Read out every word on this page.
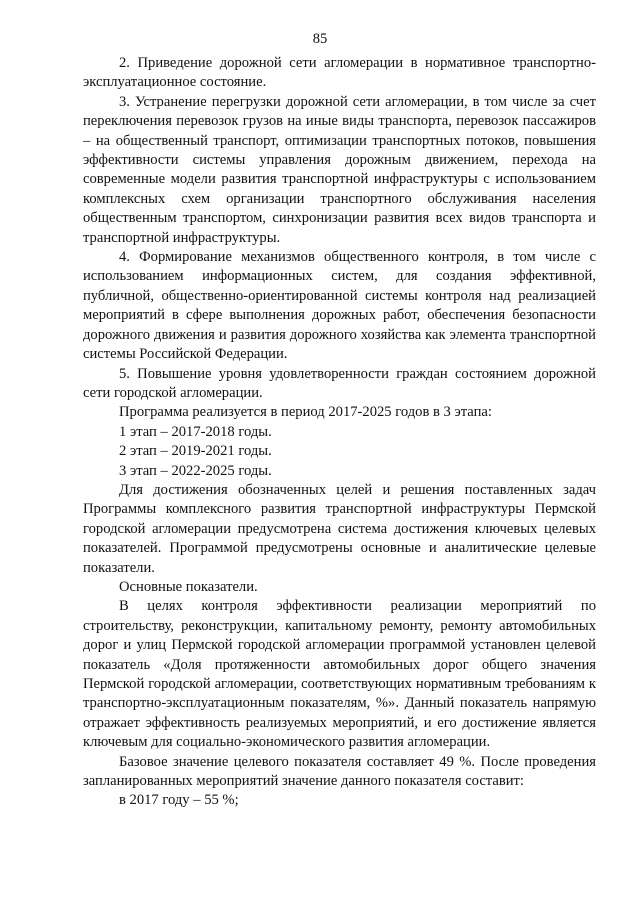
85

2. Приведение дорожной сети агломерации в нормативное транспортно-эксплуатационное состояние.

3. Устранение перегрузки дорожной сети агломерации, в том числе за счет переключения перевозок грузов на иные виды транспорта, перевозок пассажиров – на общественный транспорт, оптимизации транспортных потоков, повышения эффективности системы управления дорожным движением, перехода на современные модели развития транспортной инфраструктуры с использованием комплексных схем организации транспортного обслуживания населения общественным транспортом, синхронизации развития всех видов транспорта и транспортной инфраструктуры.

4. Формирование механизмов общественного контроля, в том числе с использованием информационных систем, для создания эффективной, публичной, общественно-ориентированной системы контроля над реализацией мероприятий в сфере выполнения дорожных работ, обеспечения безопасности дорожного движения и развития дорожного хозяйства как элемента транспортной системы Российской Федерации.

5. Повышение уровня удовлетворенности граждан состоянием дорожной сети городской агломерации.

Программа реализуется в период 2017-2025 годов в 3 этапа:

1 этап – 2017-2018 годы.

2 этап – 2019-2021 годы.

3 этап – 2022-2025 годы.

Для достижения обозначенных целей и решения поставленных задач Программы комплексного развития транспортной инфраструктуры Пермской городской агломерации предусмотрена система достижения ключевых целевых показателей. Программой предусмотрены основные и аналитические целевые показатели.

Основные показатели.

В целях контроля эффективности реализации мероприятий по строительству, реконструкции, капитальному ремонту, ремонту автомобильных дорог и улиц Пермской городской агломерации программой установлен целевой показатель «Доля протяженности автомобильных дорог общего значения Пермской городской агломерации, соответствующих нормативным требованиям к транспортно-эксплуатационным показателям, %». Данный показатель напрямую отражает эффективность реализуемых мероприятий, и его достижение является ключевым для социально-экономического развития агломерации.

Базовое значение целевого показателя составляет 49 %. После проведения запланированных мероприятий значение данного показателя составит:

в 2017 году – 55 %;
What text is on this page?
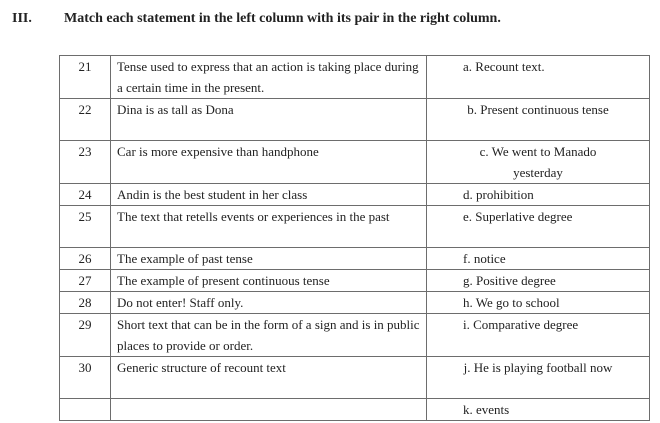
III. Match each statement in the left column with its pair in the right column.
21	Tense used to express that an action is taking place during a certain time in the present.	a. Recount text.
22	Dina is as tall as Dona	b. Present continuous tense
23	Car is more expensive than handphone	c. We went to Manado yesterday
24	Andin is the best student in her class	d. prohibition
25	The text that retells events or experiences in the past	e. Superlative degree
26	The example of past tense	f. notice
27	The example of present continuous tense	g. Positive degree
28	Do not enter! Staff only.	h. We go to school
29	Short text that can be in the form of a sign and is in public places to provide or order.	i. Comparative degree
30	Generic structure of recount text	j. He is playing football now
		k. events
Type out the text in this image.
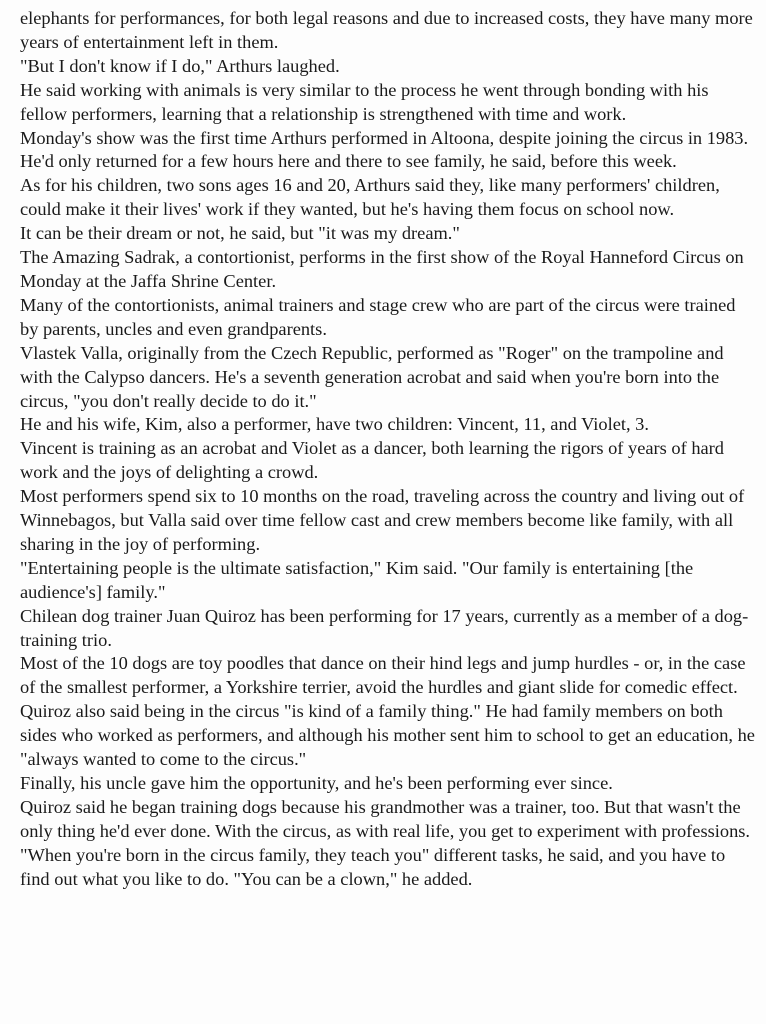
elephants for performances, for both legal reasons and due to increased costs, they have many more years of entertainment left in them.

"But I don't know if I do," Arthurs laughed.

He said working with animals is very similar to the process he went through bonding with his fellow performers, learning that a relationship is strengthened with time and work.

Monday's show was the first time Arthurs performed in Altoona, despite joining the circus in 1983. He'd only returned for a few hours here and there to see family, he said, before this week.

As for his children, two sons ages 16 and 20, Arthurs said they, like many performers' children, could make it their lives' work if they wanted, but he's having them focus on school now.

It can be their dream or not, he said, but "it was my dream."

The Amazing Sadrak, a contortionist, performs in the first show of the Royal Hanneford Circus on Monday at the Jaffa Shrine Center.

Many of the contortionists, animal trainers and stage crew who are part of the circus were trained by parents, uncles and even grandparents.

Vlastek Valla, originally from the Czech Republic, performed as "Roger" on the trampoline and with the Calypso dancers. He's a seventh generation acrobat and said when you're born into the circus, "you don't really decide to do it."

He and his wife, Kim, also a performer, have two children: Vincent, 11, and Violet, 3.

Vincent is training as an acrobat and Violet as a dancer, both learning the rigors of years of hard work and the joys of delighting a crowd.

Most performers spend six to 10 months on the road, traveling across the country and living out of Winnebagos, but Valla said over time fellow cast and crew members become like family, with all sharing in the joy of performing.

"Entertaining people is the ultimate satisfaction," Kim said. "Our family is entertaining [the audience's] family."

Chilean dog trainer Juan Quiroz has been performing for 17 years, currently as a member of a dog-training trio.

Most of the 10 dogs are toy poodles that dance on their hind legs and jump hurdles - or, in the case of the smallest performer, a Yorkshire terrier, avoid the hurdles and giant slide for comedic effect.

Quiroz also said being in the circus "is kind of a family thing." He had family members on both sides who worked as performers, and although his mother sent him to school to get an education, he "always wanted to come to the circus."

Finally, his uncle gave him the opportunity, and he's been performing ever since.

Quiroz said he began training dogs because his grandmother was a trainer, too. But that wasn't the only thing he'd ever done. With the circus, as with real life, you get to experiment with professions.

"When you're born in the circus family, they teach you" different tasks, he said, and you have to find out what you like to do. "You can be a clown," he added.
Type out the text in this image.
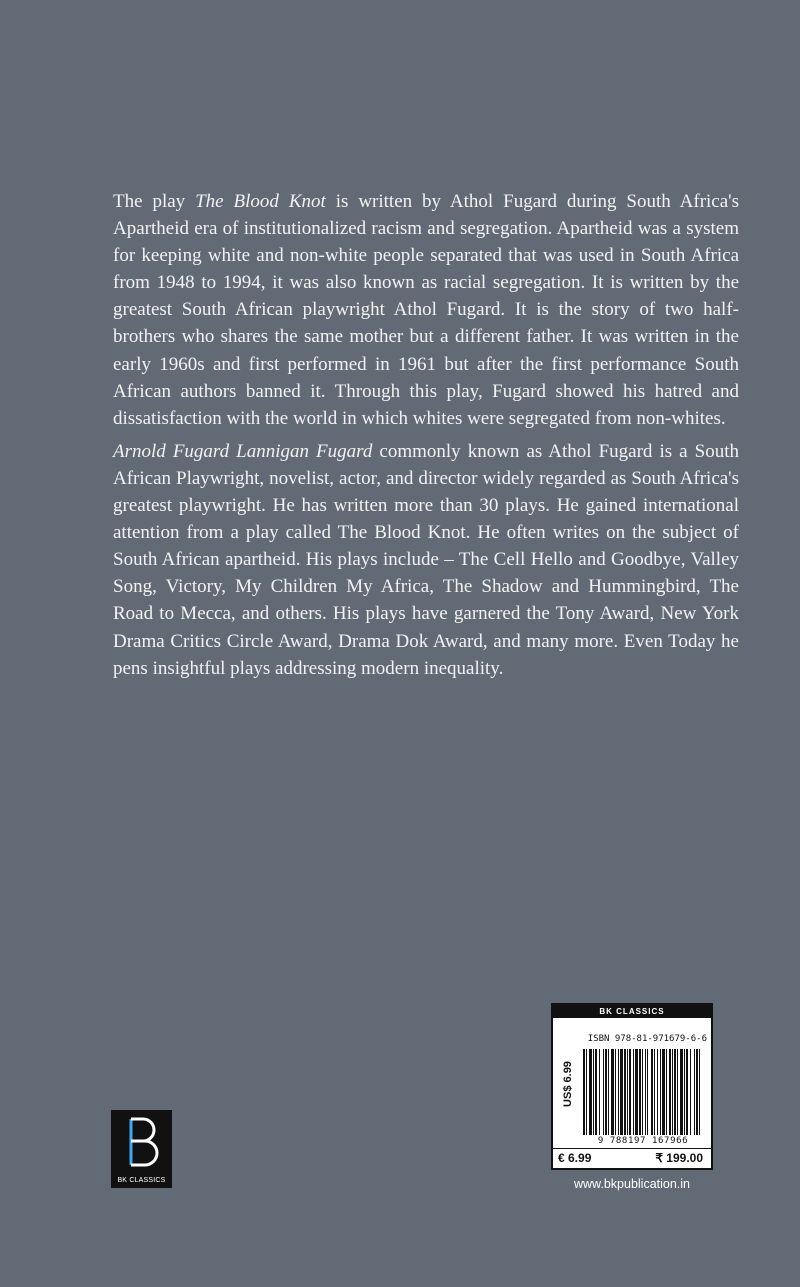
The play The Blood Knot is written by Athol Fugard during South Africa's Apartheid era of institutionalized racism and segregation. Apartheid was a system for keeping white and non-white people separated that was used in South Africa from 1948 to 1994, it was also known as racial segregation. It is written by the greatest South African playwright Athol Fugard. It is the story of two half-brothers who shares the same mother but a different father. It was written in the early 1960s and first performed in 1961 but after the first performance South African authors banned it. Through this play, Fugard showed his hatred and dissatisfaction with the world in which whites were segregated from non-whites.

Arnold Fugard Lannigan Fugard commonly known as Athol Fugard is a South African Playwright, novelist, actor, and director widely regarded as South Africa's greatest playwright. He has written more than 30 plays. He gained international attention from a play called The Blood Knot. He often writes on the subject of South African apartheid. His plays include – The Cell Hello and Goodbye, Valley Song, Victory, My Children My Africa, The Shadow and Hummingbird, The Road to Mecca, and others. His plays have garnered the Tony Award, New York Drama Critics Circle Award, Drama Dok Award, and many more. Even Today he pens insightful plays addressing modern inequality.

BK CLASSICS
BK CLASSICS
ISBN 978-81-971679-6-6
US$ 6.99
9 788197 167966
€ 6.99	₹ 199.00
www.bkpublication.in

☆ ☆ ☆ ☆

DO THIS:
Write the material out again exactly as it appears, dropping the pictures.

COMPLETE ANSWER:
Read out every word on this page.
85

2. Приведение дорожной сети агломерации в нормативное транспортно-эксплуатационное состояние.

3. Устранение перегрузки дорожной сети агломерации, в том числе за счет переключения перевозок грузов на иные виды транспорта, перевозок пассажиров – на общественный транспорт, оптимизации транспортных потоков, повышения эффективности системы управления дорожным движением, перехода на современные модели развития транспортной инфраструктуры с использованием комплексных схем организации транспортного обслуживания населения общественным транспортом, синхронизации развития всех видов транспорта и транспортной инфраструктуры.

4. Формирование механизмов общественного контроля, в том числе с использованием информационных систем, для создания эффективной, публичной, общественно-ориентированной системы контроля над реализацией мероприятий в сфере выполнения дорожных работ, обеспечения безопасности дорожного движения и развития дорожного хозяйства как элемента транспортной системы Российской Федерации.

5. Повышение уровня удовлетворенности граждан состоянием дорожной сети городской агломерации.

Программа реализуется в период 2017-2025 годов в 3 этапа:

1 этап – 2017-2018 годы.

2 этап – 2019-2021 годы.

3 этап – 2022-2025 годы.

Для достижения обозначенных целей и решения поставленных задач Программы комплексного развития транспортной инфраструктуры Пермской городской агломерации предусмотрена система достижения ключевых целевых показателей. Программой предусмотрены основные и аналитические целевые показатели.

Основные показатели.

В целях контроля эффективности реализации мероприятий по строительству, реконструкции, капитальному ремонту, ремонту автомобильных дорог и улиц Пермской городской агломерации программой установлен целевой показатель «Доля протяженности автомобильных дорог общего значения Пермской городской агломерации, соответствующих нормативным требованиям к транспортно-эксплуатационным показателям, %». Данный показатель напрямую отражает эффективность реализуемых мероприятий, и его достижение является ключевым для социально-экономического развития агломерации.

Базовое значение целевого показателя составляет 49 %. После проведения запланированных мероприятий значение данного показателя составит:

в 2017 году – 55 %;
What text is on this page?
III. Match each statement in the left column with its pair in the right column.
21	Tense used to express that an action is taking place during a certain time in the present.	a. Recount text.
22	Dina is as tall as Dona	b. Present continuous tense
23	Car is more expensive than handphone	c. We went to Manado yesterday
24	Andin is the best student in her class	d. prohibition
25	The text that retells events or experiences in the past	e. Superlative degree
26	The example of past tense	f. notice
27	The example of present continuous tense	g. Positive degree
28	Do not enter! Staff only.	h. We go to school
29	Short text that can be in the form of a sign and is in public places to provide or order.	i. Comparative degree
30	Generic structure of recount text	j. He is playing football now
		k. events
Type out the text in this image.
elephants for performances, for both legal reasons and due to increased costs, they have many more years of entertainment left in them.

"But I don't know if I do," Arthurs laughed.

He said working with animals is very similar to the process he went through bonding with his fellow performers, learning that a relationship is strengthened with time and work.

Monday's show was the first time Arthurs performed in Altoona, despite joining the circus in 1983. He'd only returned for a few hours here and there to see family, he said, before this week.

As for his children, two sons ages 16 and 20, Arthurs said they, like many performers' children, could make it their lives' work if they wanted, but he's having them focus on school now.

It can be their dream or not, he said, but "it was my dream."

The Amazing Sadrak, a contortionist, performs in the first show of the Royal Hanneford Circus on Monday at the Jaffa Shrine Center.

Many of the contortionists, animal trainers and stage crew who are part of the circus were trained by parents, uncles and even grandparents.

Vlastek Valla, originally from the Czech Republic, performed as "Roger" on the trampoline and with the Calypso dancers. He's a seventh generation acrobat and said when you're born into the circus, "you don't really decide to do it."

He and his wife, Kim, also a performer, have two children: Vincent, 11, and Violet, 3.

Vincent is training as an acrobat and Violet as a dancer, both learning the rigors of years of hard work and the joys of delighting a crowd.

Most performers spend six to 10 months on the road, traveling across the country and living out of Winnebagos, but Valla said over time fellow cast and crew members become like family, with all sharing in the joy of performing.

"Entertaining people is the ultimate satisfaction," Kim said. "Our family is entertaining [the audience's] family."

Chilean dog trainer Juan Quiroz has been performing for 17 years, currently as a member of a dog-training trio.

Most of the 10 dogs are toy poodles that dance on their hind legs and jump hurdles - or, in the case of the smallest performer, a Yorkshire terrier, avoid the hurdles and giant slide for comedic effect.

Quiroz also said being in the circus "is kind of a family thing." He had family members on both sides who worked as performers, and although his mother sent him to school to get an education, he "always wanted to come to the circus."

Finally, his uncle gave him the opportunity, and he's been performing ever since.

Quiroz said he began training dogs because his grandmother was a trainer, too. But that wasn't the only thing he'd ever done. With the circus, as with real life, you get to experiment with professions.

"When you're born in the circus family, they teach you" different tasks, he said, and you have to find out what you like to do. "You can be a clown," he added.
Type out the text in this image.
The play The Blood Knot is written by Athol Fugard during South Africa's Apartheid era of institutionalized racism and segregation. Apartheid was a system for keeping white and non-white people separated that was used in South Africa from 1948 to 1994, it was also known as racial segregation. It is written by the greatest South African playwright Athol Fugard. It is the story of two half-brothers who shares the same mother but a different father. It was written in the early 1960s and first performed in 1961 but after the first performance South African authors banned it. Through this play, Fugard showed his hatred and dissatisfaction with the world in which whites were segregated from non-whites.

Arnold Fugard Lannigan Fugard commonly known as Athol Fugard is a South African Playwright, novelist, actor, and director widely regarded as South Africa's greatest playwright. He has written more than 30 plays. He gained international attention from a play called The Blood Knot. He often writes on the subject of South African apartheid. His plays include – The Cell Hello and Goodbye, Valley Song, Victory, My Children My Africa, The Shadow and Hummingbird, The Road to Mecca, and others. His plays have garnered the Tony Award, New York Drama Critics Circle Award, Drama Dok Award, and many more. Even Today he pens insightful plays addressing modern inequality.

BK CLASSICS
BK CLASSICS
ISBN 978-81-971679-6-6
US$ 6.99
9 788197 167966
€ 6.99	₹ 199.00
www.bkpublication.in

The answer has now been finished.